• **WRITTEN PROBLEM**:
Copy every line from the records below that holds the word "equation".
+++
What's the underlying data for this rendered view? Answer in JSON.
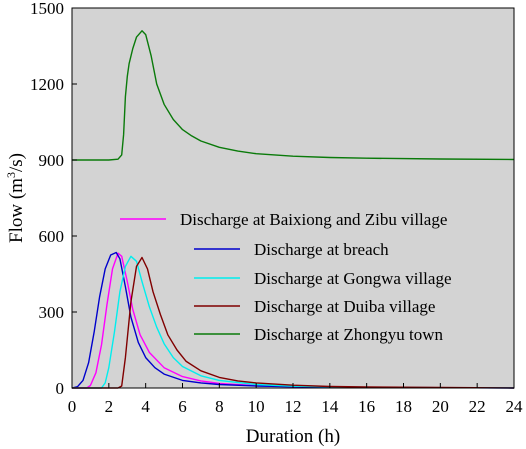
{
  "chart_data": {
    "type": "line",
    "title": "",
    "xlabel": "Duration (h)",
    "ylabel_prefix": "Flow (m",
    "ylabel_sup": "3",
    "ylabel_suffix": "/s)",
    "xlim": [
      0,
      24
    ],
    "ylim": [
      0,
      1500
    ],
    "xticks": [
      0,
      2,
      4,
      6,
      8,
      10,
      12,
      14,
      16,
      18,
      20,
      22,
      24
    ],
    "yticks": [
      0,
      300,
      600,
      900,
      1200,
      1500
    ],
    "grid": false,
    "plot_background": "#d3d3d3",
    "legend": {
      "placement": "inside-left"
    },
    "series": [
      {
        "name": "Discharge at Baixiong and Zibu village",
        "color": "#ff00ff",
        "x": [
          0,
          0.8,
          1.0,
          1.3,
          1.6,
          1.9,
          2.2,
          2.5,
          2.7,
          3.0,
          3.3,
          3.7,
          4.2,
          5.0,
          6.0,
          7.0,
          8.0,
          10.0,
          12.0,
          16.0,
          20.0,
          24.0
        ],
        "y": [
          0,
          0,
          10,
          60,
          170,
          330,
          470,
          532,
          520,
          420,
          310,
          210,
          140,
          80,
          45,
          28,
          18,
          9,
          5,
          2,
          1,
          0
        ]
      },
      {
        "name": "Discharge at breach",
        "color": "#0000cc",
        "x": [
          0,
          0.3,
          0.6,
          0.9,
          1.2,
          1.5,
          1.8,
          2.1,
          2.4,
          2.6,
          2.9,
          3.2,
          3.6,
          4.0,
          4.5,
          5.0,
          6.0,
          7.0,
          8.0,
          10.0,
          12.0,
          16.0,
          20.0,
          24.0
        ],
        "y": [
          0,
          5,
          30,
          100,
          220,
          360,
          470,
          525,
          535,
          510,
          400,
          280,
          180,
          120,
          80,
          55,
          30,
          20,
          14,
          8,
          5,
          2,
          1,
          0
        ]
      },
      {
        "name": "Discharge at Gongwa village",
        "color": "#00eeee",
        "x": [
          0,
          1.6,
          1.8,
          2.0,
          2.3,
          2.6,
          2.9,
          3.2,
          3.5,
          3.8,
          4.2,
          4.6,
          5.0,
          5.5,
          6.0,
          7.0,
          8.0,
          10.0,
          12.0,
          16.0,
          20.0,
          24.0
        ],
        "y": [
          0,
          0,
          20,
          80,
          220,
          380,
          480,
          520,
          500,
          420,
          320,
          240,
          175,
          120,
          85,
          48,
          30,
          14,
          7,
          3,
          1,
          0
        ]
      },
      {
        "name": "Discharge at Duiba village",
        "color": "#800000",
        "x": [
          0,
          2.5,
          2.7,
          2.9,
          3.2,
          3.5,
          3.8,
          4.1,
          4.4,
          4.8,
          5.2,
          5.7,
          6.2,
          7.0,
          8.0,
          9.0,
          10.0,
          12.0,
          14.0,
          16.0,
          20.0,
          24.0
        ],
        "y": [
          0,
          0,
          8,
          120,
          340,
          480,
          515,
          470,
          380,
          290,
          210,
          150,
          105,
          68,
          42,
          28,
          20,
          11,
          6,
          4,
          2,
          0
        ]
      },
      {
        "name": "Discharge at Zhongyu town",
        "color": "#0a7a0a",
        "x": [
          0,
          2.0,
          2.5,
          2.7,
          2.8,
          2.9,
          3.0,
          3.1,
          3.3,
          3.5,
          3.8,
          4.0,
          4.3,
          4.6,
          5.0,
          5.5,
          6.0,
          6.5,
          7.0,
          8.0,
          9.0,
          10.0,
          12.0,
          14.0,
          16.0,
          20.0,
          24.0
        ],
        "y": [
          900,
          900,
          903,
          920,
          1000,
          1150,
          1230,
          1280,
          1340,
          1385,
          1410,
          1395,
          1310,
          1200,
          1120,
          1060,
          1020,
          995,
          975,
          950,
          935,
          925,
          915,
          910,
          907,
          904,
          902
        ]
      }
    ]
  }
}
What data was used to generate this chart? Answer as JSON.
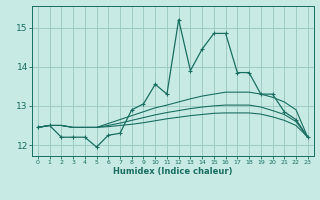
{
  "xlabel": "Humidex (Indice chaleur)",
  "bg_color": "#c8eae4",
  "grid_color": "#a0ccc6",
  "line_color": "#1a6e62",
  "xlim": [
    -0.5,
    23.5
  ],
  "ylim": [
    11.72,
    15.55
  ],
  "yticks": [
    12,
    13,
    14,
    15
  ],
  "xticks": [
    0,
    1,
    2,
    3,
    4,
    5,
    6,
    7,
    8,
    9,
    10,
    11,
    12,
    13,
    14,
    15,
    16,
    17,
    18,
    19,
    20,
    21,
    22,
    23
  ],
  "lines": [
    {
      "x": [
        0,
        1,
        2,
        3,
        4,
        5,
        6,
        7,
        8,
        9,
        10,
        11,
        12,
        13,
        14,
        15,
        16,
        17,
        18,
        19,
        20,
        21,
        22,
        23
      ],
      "y": [
        12.45,
        12.5,
        12.2,
        12.2,
        12.2,
        11.95,
        12.25,
        12.3,
        12.9,
        13.05,
        13.55,
        13.3,
        15.2,
        13.9,
        14.45,
        14.85,
        14.85,
        13.85,
        13.85,
        13.3,
        13.3,
        12.85,
        12.65,
        12.2
      ],
      "marker": true
    },
    {
      "x": [
        0,
        1,
        2,
        3,
        4,
        5,
        6,
        7,
        8,
        9,
        10,
        11,
        12,
        13,
        14,
        15,
        16,
        17,
        18,
        19,
        20,
        21,
        22,
        23
      ],
      "y": [
        12.45,
        12.5,
        12.5,
        12.45,
        12.45,
        12.45,
        12.55,
        12.65,
        12.75,
        12.85,
        12.95,
        13.02,
        13.1,
        13.18,
        13.25,
        13.3,
        13.35,
        13.35,
        13.35,
        13.3,
        13.22,
        13.1,
        12.9,
        12.2
      ],
      "marker": false
    },
    {
      "x": [
        0,
        1,
        2,
        3,
        4,
        5,
        6,
        7,
        8,
        9,
        10,
        11,
        12,
        13,
        14,
        15,
        16,
        17,
        18,
        19,
        20,
        21,
        22,
        23
      ],
      "y": [
        12.45,
        12.5,
        12.5,
        12.45,
        12.45,
        12.45,
        12.5,
        12.56,
        12.63,
        12.7,
        12.77,
        12.83,
        12.88,
        12.93,
        12.97,
        13.0,
        13.02,
        13.02,
        13.02,
        12.97,
        12.88,
        12.78,
        12.6,
        12.2
      ],
      "marker": false
    },
    {
      "x": [
        0,
        1,
        2,
        3,
        4,
        5,
        6,
        7,
        8,
        9,
        10,
        11,
        12,
        13,
        14,
        15,
        16,
        17,
        18,
        19,
        20,
        21,
        22,
        23
      ],
      "y": [
        12.45,
        12.5,
        12.5,
        12.45,
        12.45,
        12.45,
        12.47,
        12.5,
        12.53,
        12.57,
        12.62,
        12.67,
        12.71,
        12.75,
        12.78,
        12.81,
        12.82,
        12.82,
        12.82,
        12.79,
        12.72,
        12.63,
        12.5,
        12.2
      ],
      "marker": false
    }
  ]
}
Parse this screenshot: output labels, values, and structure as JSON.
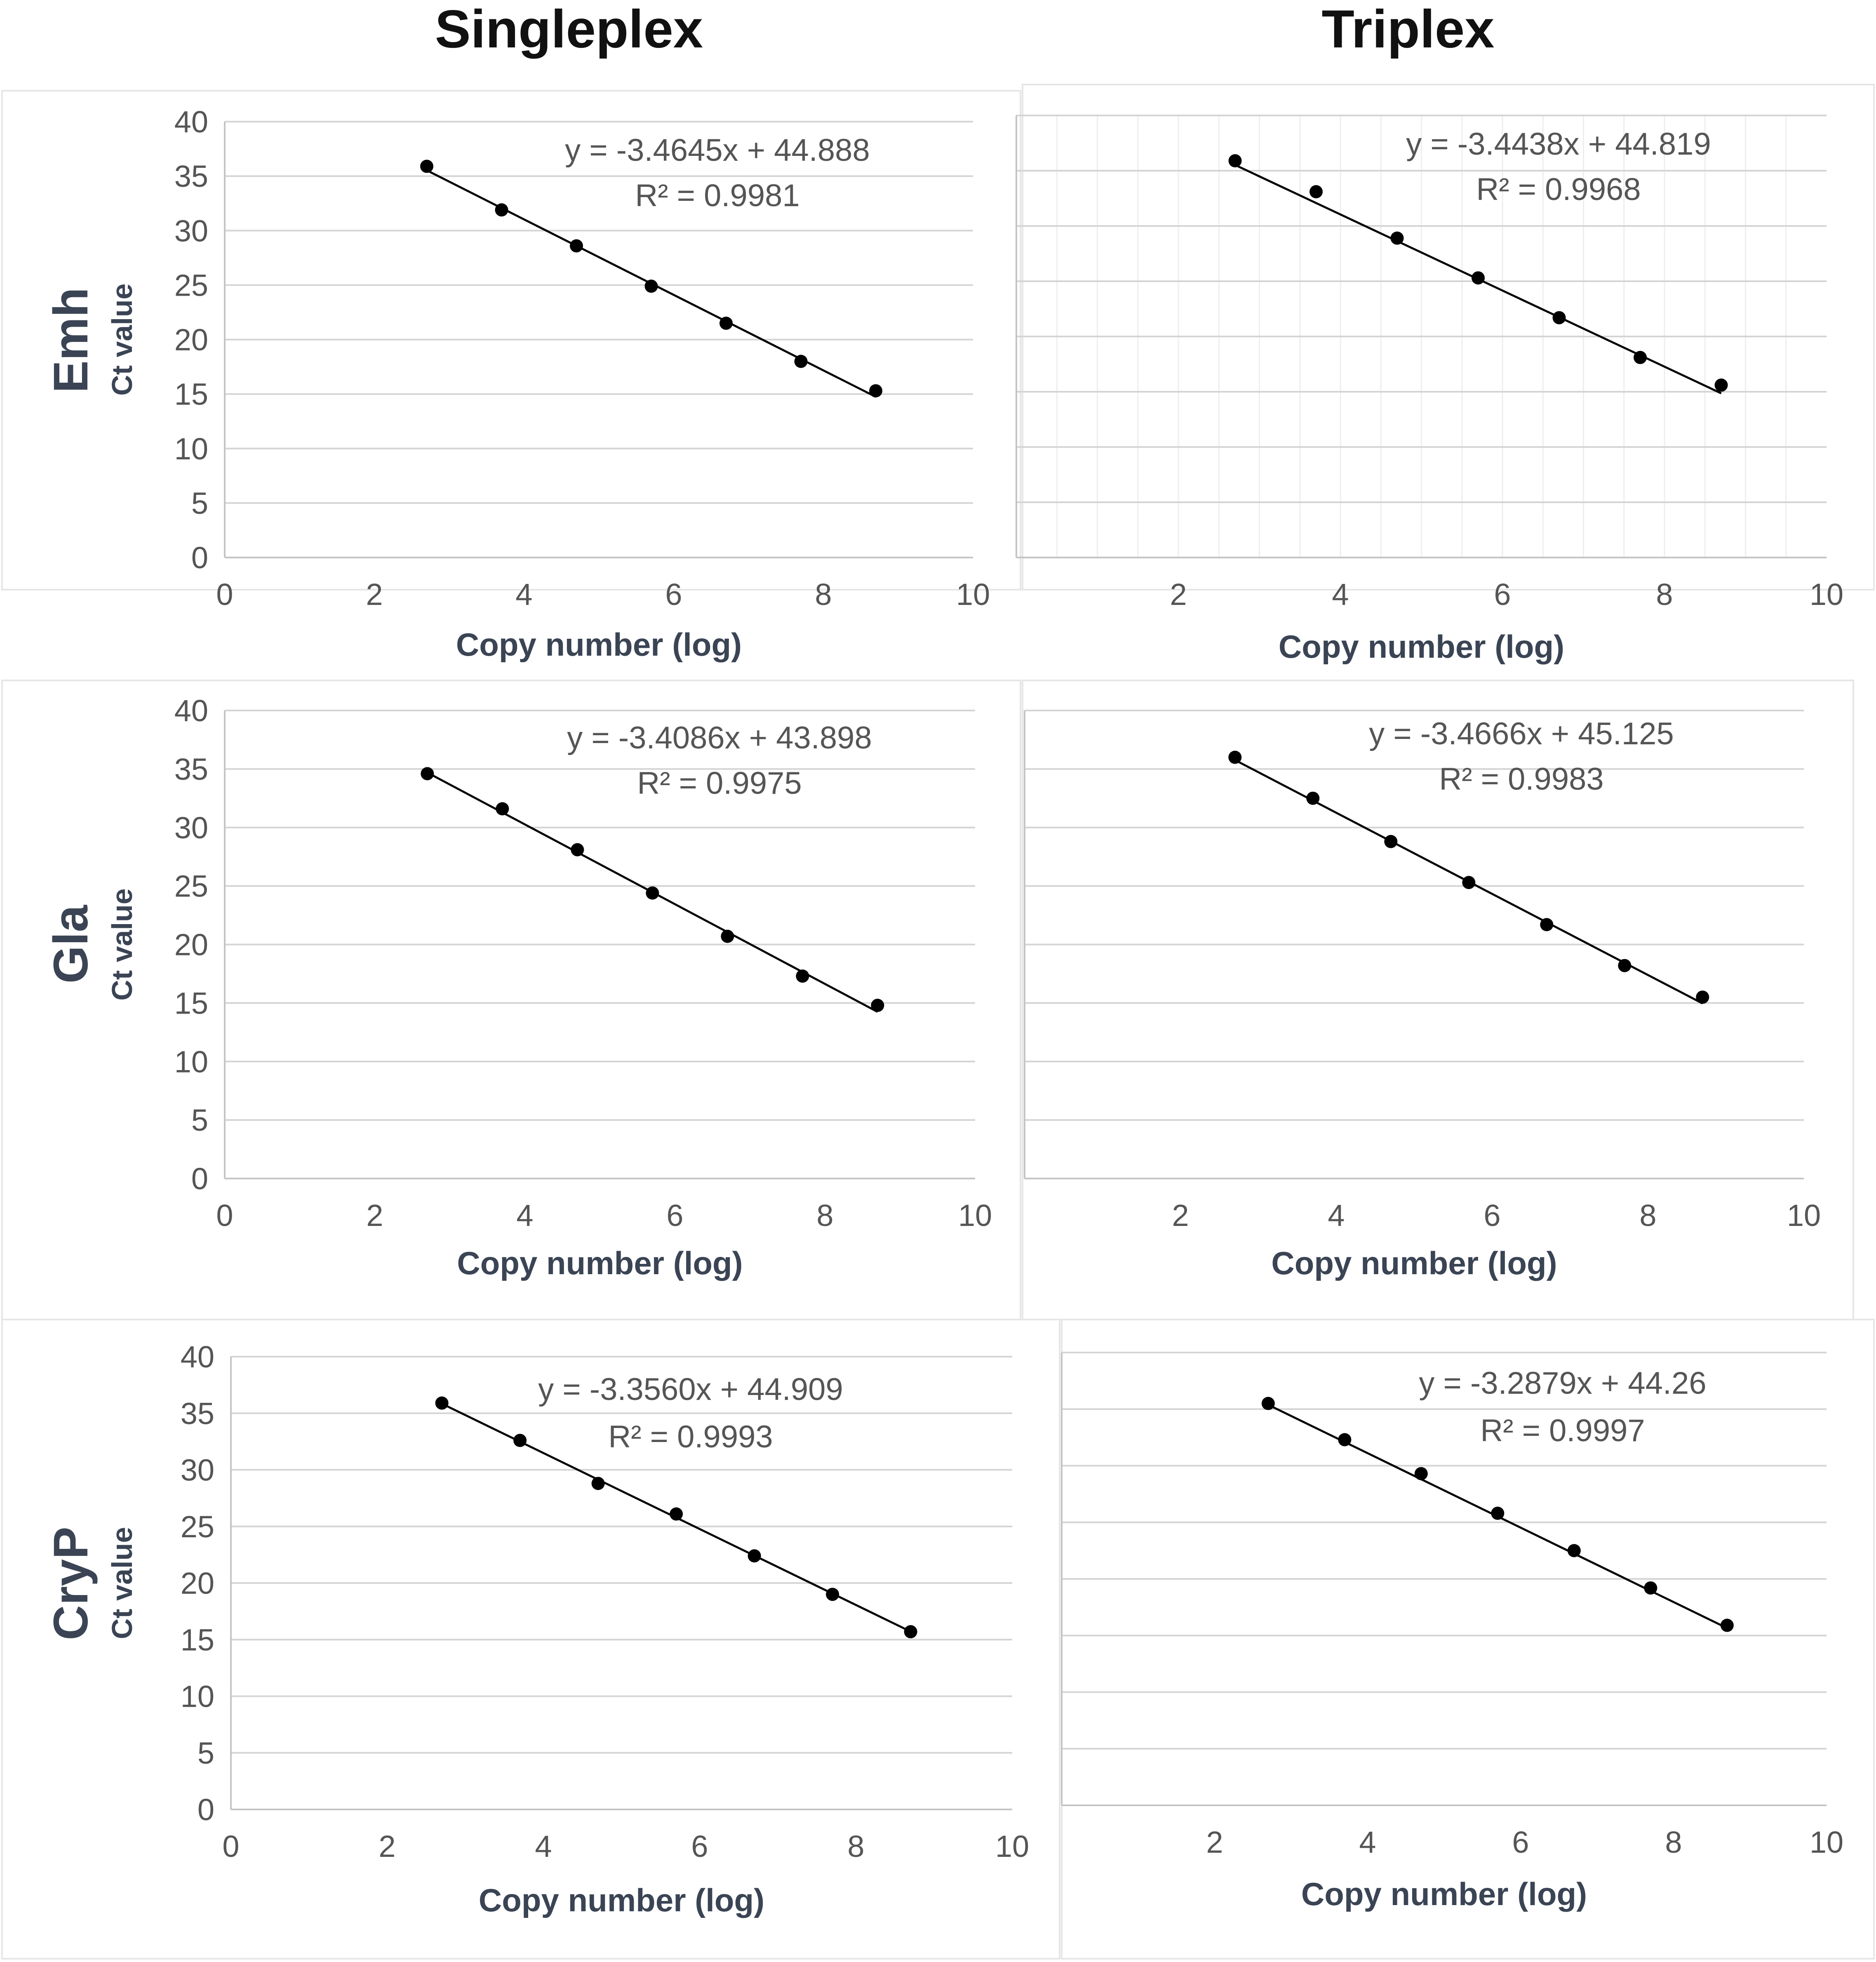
{
  "column_titles": [
    "Singleplex",
    "Triplex"
  ],
  "row_labels": [
    "Emh",
    "Gla",
    "CryP"
  ],
  "chart_data": [
    {
      "type": "scatter",
      "row": "Emh",
      "column": "Singleplex",
      "title": "",
      "xlabel": "Copy number (log)",
      "ylabel": "Ct value",
      "xlim": [
        0,
        10
      ],
      "ylim": [
        0,
        40
      ],
      "xticks": [
        "0",
        "2",
        "4",
        "6",
        "8",
        "10"
      ],
      "yticks": [
        "0",
        "5",
        "10",
        "15",
        "20",
        "25",
        "30",
        "35",
        "40"
      ],
      "x": [
        2.7,
        3.7,
        4.7,
        5.7,
        6.7,
        7.7,
        8.7
      ],
      "y": [
        35.9,
        31.9,
        28.6,
        24.9,
        21.5,
        18.0,
        15.3
      ],
      "trendline": {
        "slope": -3.4645,
        "intercept": 44.888
      },
      "equation": "y = -3.4645x + 44.888",
      "r2": "R² = 0.9981",
      "grid": true
    },
    {
      "type": "scatter",
      "row": "Emh",
      "column": "Triplex",
      "title": "",
      "xlabel": "Copy number (log)",
      "ylabel": "",
      "xlim": [
        0,
        10
      ],
      "ylim": [
        0,
        40
      ],
      "xticks": [
        "2",
        "4",
        "6",
        "8",
        "10"
      ],
      "yticks": [],
      "x": [
        2.7,
        3.7,
        4.7,
        5.7,
        6.7,
        7.7,
        8.7
      ],
      "y": [
        35.9,
        33.1,
        28.9,
        25.3,
        21.7,
        18.1,
        15.6
      ],
      "trendline": {
        "slope": -3.4438,
        "intercept": 44.819
      },
      "equation": "y = -3.4438x + 44.819",
      "r2": "R² = 0.9968",
      "grid": true,
      "minor_grid": true
    },
    {
      "type": "scatter",
      "row": "Gla",
      "column": "Singleplex",
      "title": "",
      "xlabel": "Copy number (log)",
      "ylabel": "Ct value",
      "xlim": [
        0,
        10
      ],
      "ylim": [
        0,
        40
      ],
      "xticks": [
        "0",
        "2",
        "4",
        "6",
        "8",
        "10"
      ],
      "yticks": [
        "0",
        "5",
        "10",
        "15",
        "20",
        "25",
        "30",
        "35",
        "40"
      ],
      "x": [
        2.7,
        3.7,
        4.7,
        5.7,
        6.7,
        7.7,
        8.7
      ],
      "y": [
        34.6,
        31.6,
        28.1,
        24.4,
        20.7,
        17.3,
        14.8
      ],
      "trendline": {
        "slope": -3.4086,
        "intercept": 43.898
      },
      "equation": "y = -3.4086x + 43.898",
      "r2": "R² = 0.9975",
      "grid": true
    },
    {
      "type": "scatter",
      "row": "Gla",
      "column": "Triplex",
      "title": "",
      "xlabel": "Copy number (log)",
      "ylabel": "",
      "xlim": [
        0,
        10
      ],
      "ylim": [
        0,
        40
      ],
      "xticks": [
        "2",
        "4",
        "6",
        "8",
        "10"
      ],
      "yticks": [],
      "x": [
        2.7,
        3.7,
        4.7,
        5.7,
        6.7,
        7.7,
        8.7
      ],
      "y": [
        36.0,
        32.5,
        28.8,
        25.3,
        21.7,
        18.2,
        15.5
      ],
      "trendline": {
        "slope": -3.4666,
        "intercept": 45.125
      },
      "equation": "y = -3.4666x + 45.125",
      "r2": "R² = 0.9983",
      "grid": true
    },
    {
      "type": "scatter",
      "row": "CryP",
      "column": "Singleplex",
      "title": "",
      "xlabel": "Copy number (log)",
      "ylabel": "Ct value",
      "xlim": [
        0,
        10
      ],
      "ylim": [
        0,
        40
      ],
      "xticks": [
        "0",
        "2",
        "4",
        "6",
        "8",
        "10"
      ],
      "yticks": [
        "0",
        "5",
        "10",
        "15",
        "20",
        "25",
        "30",
        "35",
        "40"
      ],
      "x": [
        2.7,
        3.7,
        4.7,
        5.7,
        6.7,
        7.7,
        8.7
      ],
      "y": [
        35.9,
        32.6,
        28.8,
        26.1,
        22.4,
        19.0,
        15.7
      ],
      "trendline": {
        "slope": -3.356,
        "intercept": 44.909
      },
      "equation": "y = -3.3560x + 44.909",
      "r2": "R² = 0.9993",
      "grid": true
    },
    {
      "type": "scatter",
      "row": "CryP",
      "column": "Triplex",
      "title": "",
      "xlabel": "Copy number (log)",
      "ylabel": "",
      "xlim": [
        0,
        10
      ],
      "ylim": [
        0,
        40
      ],
      "xticks": [
        "2",
        "4",
        "6",
        "8",
        "10"
      ],
      "yticks": [],
      "x": [
        2.7,
        3.7,
        4.7,
        5.7,
        6.7,
        7.7,
        8.7
      ],
      "y": [
        35.5,
        32.3,
        29.3,
        25.8,
        22.5,
        19.2,
        15.9
      ],
      "trendline": {
        "slope": -3.2879,
        "intercept": 44.26
      },
      "equation": "y = -3.2879x + 44.26",
      "r2": "R² = 0.9997",
      "grid": true
    }
  ]
}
+++
• **SOLUTION TO THIS TASK**:
      "equation": "y = -3.4645x + 44.888",
      "equation": "y = -3.4438x + 44.819",
      "equation": "y = -3.4086x + 43.898",
      "equation": "y = -3.4666x + 45.125",
      "equation": "y = -3.3560x + 44.909",
      "equation": "y = -3.2879x + 44.26",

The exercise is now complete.